§ AIM
Give every line below again, exactly.

Collected data
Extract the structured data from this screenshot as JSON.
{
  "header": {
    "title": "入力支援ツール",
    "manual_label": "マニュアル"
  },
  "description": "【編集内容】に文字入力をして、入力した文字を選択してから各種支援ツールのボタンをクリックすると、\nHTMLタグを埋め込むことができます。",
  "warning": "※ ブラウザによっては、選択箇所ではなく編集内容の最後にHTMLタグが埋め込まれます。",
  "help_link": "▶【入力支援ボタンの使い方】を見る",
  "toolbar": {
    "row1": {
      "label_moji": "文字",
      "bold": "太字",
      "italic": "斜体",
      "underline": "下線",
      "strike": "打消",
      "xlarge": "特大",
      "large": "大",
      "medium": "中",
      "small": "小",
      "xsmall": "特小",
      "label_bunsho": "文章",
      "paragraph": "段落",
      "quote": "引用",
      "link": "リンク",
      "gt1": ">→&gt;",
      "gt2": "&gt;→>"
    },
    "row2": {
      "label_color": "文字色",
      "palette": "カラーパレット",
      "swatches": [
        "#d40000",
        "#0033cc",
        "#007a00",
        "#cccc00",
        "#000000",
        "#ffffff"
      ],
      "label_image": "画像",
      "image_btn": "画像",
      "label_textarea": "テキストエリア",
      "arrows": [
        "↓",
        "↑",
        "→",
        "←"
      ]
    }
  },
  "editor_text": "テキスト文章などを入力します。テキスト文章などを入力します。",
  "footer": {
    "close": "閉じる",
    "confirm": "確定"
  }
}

§ WRITTEN RESPONSE
Extract the structured data from this screenshot as JSON.
{
  "header": {
    "title": "入力支援ツール",
    "manual_label": "マニュアル"
  },
  "description": "【編集内容】に文字入力をして、入力した文字を選択してから各種支援ツールのボタンをクリックすると、\nHTMLタグを埋め込むことができます。",
  "warning": "※ ブラウザによっては、選択箇所ではなく編集内容の最後にHTMLタグが埋め込まれます。",
  "help_link": "▶【入力支援ボタンの使い方】を見る",
  "toolbar": {
    "row1": {
      "label_moji": "文字",
      "bold": "太字",
      "italic": "斜体",
      "underline": "下線",
      "strike": "打消",
      "xlarge": "特大",
      "large": "大",
      "medium": "中",
      "small": "小",
      "xsmall": "特小",
      "label_bunsho": "文章",
      "paragraph": "段落",
      "quote": "引用",
      "link": "リンク",
      "gt1": ">→&gt;",
      "gt2": "&gt;→>"
    },
    "row2": {
      "label_color": "文字色",
      "palette": "カラーパレット",
      "swatches": [
        "#d40000",
        "#0033cc",
        "#007a00",
        "#cccc00",
        "#000000",
        "#ffffff"
      ],
      "label_image": "画像",
      "image_btn": "画像",
      "label_textarea": "テキストエリア",
      "arrows": [
        "↓",
        "↑",
        "→",
        "←"
      ]
    }
  },
  "editor_text": "テキスト文章などを入力します。テキスト文章などを入力します。",
  "footer": {
    "close": "閉じる",
    "confirm": "確定"
  }
}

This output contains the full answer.